------ Data for this task

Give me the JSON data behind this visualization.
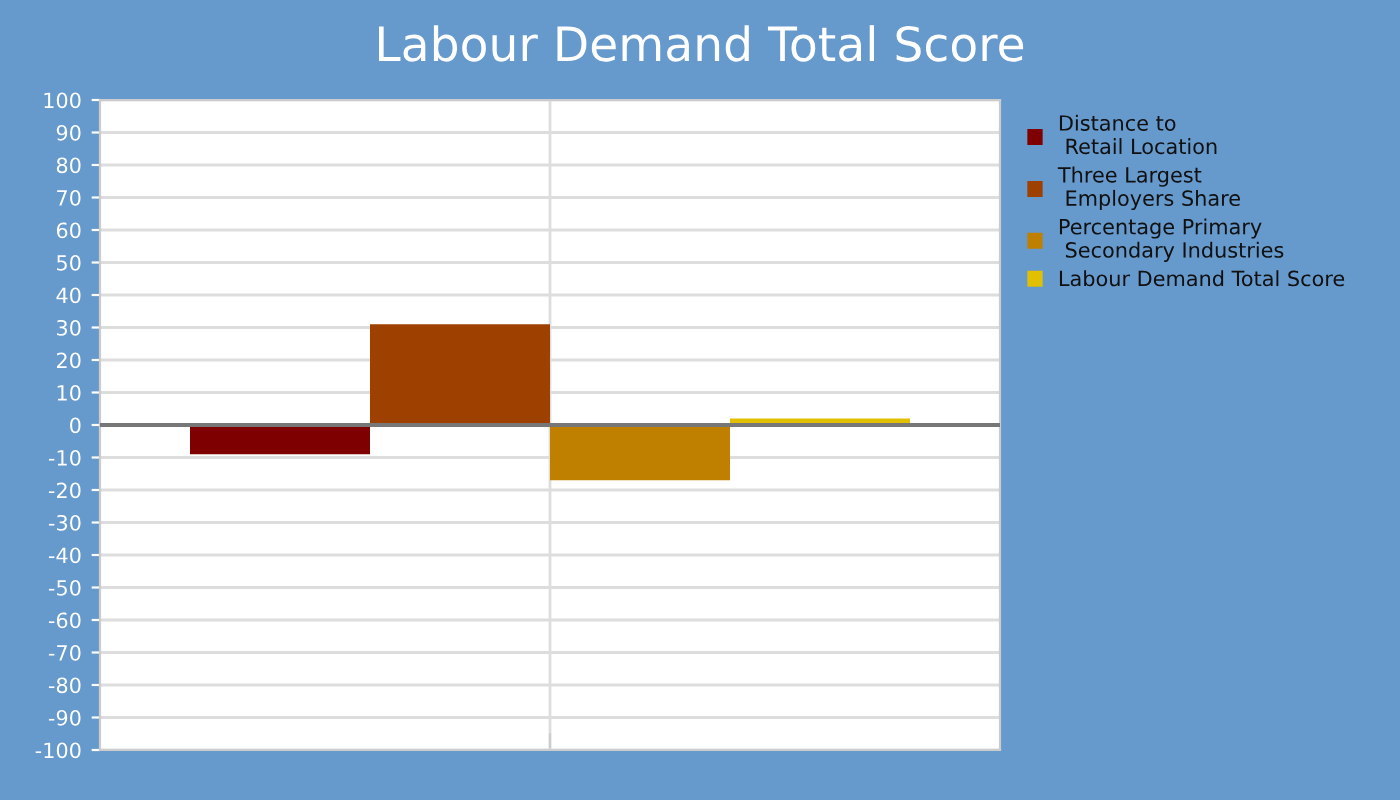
{
  "chart_data": {
    "type": "bar",
    "title": "Labour Demand Total Score",
    "categories": [
      null
    ],
    "series": [
      {
        "name": "Distance to\n Retail Location",
        "color": "#7f0000",
        "values": [
          -9
        ]
      },
      {
        "name": "Three Largest\n Employers Share",
        "color": "#9e4100",
        "values": [
          31
        ]
      },
      {
        "name": "Percentage Primary\n Secondary Industries",
        "color": "#bf8000",
        "values": [
          -17
        ]
      },
      {
        "name": "Labour Demand Total Score",
        "color": "#e0c000",
        "values": [
          2
        ]
      }
    ],
    "ylim": [
      -100,
      100
    ],
    "yticks": [
      -100,
      -90,
      -80,
      -70,
      -60,
      -50,
      -40,
      -30,
      -20,
      -10,
      0,
      10,
      20,
      30,
      40,
      50,
      60,
      70,
      80,
      90,
      100
    ],
    "ref_lines": [
      {
        "axis": "y",
        "value": 0,
        "color": "#777777"
      }
    ],
    "grid": true,
    "legend": "right"
  }
}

------------

(Task to complete)
In the listing above, count each line that holds the string "name". Give the number only.

(Written solution)
4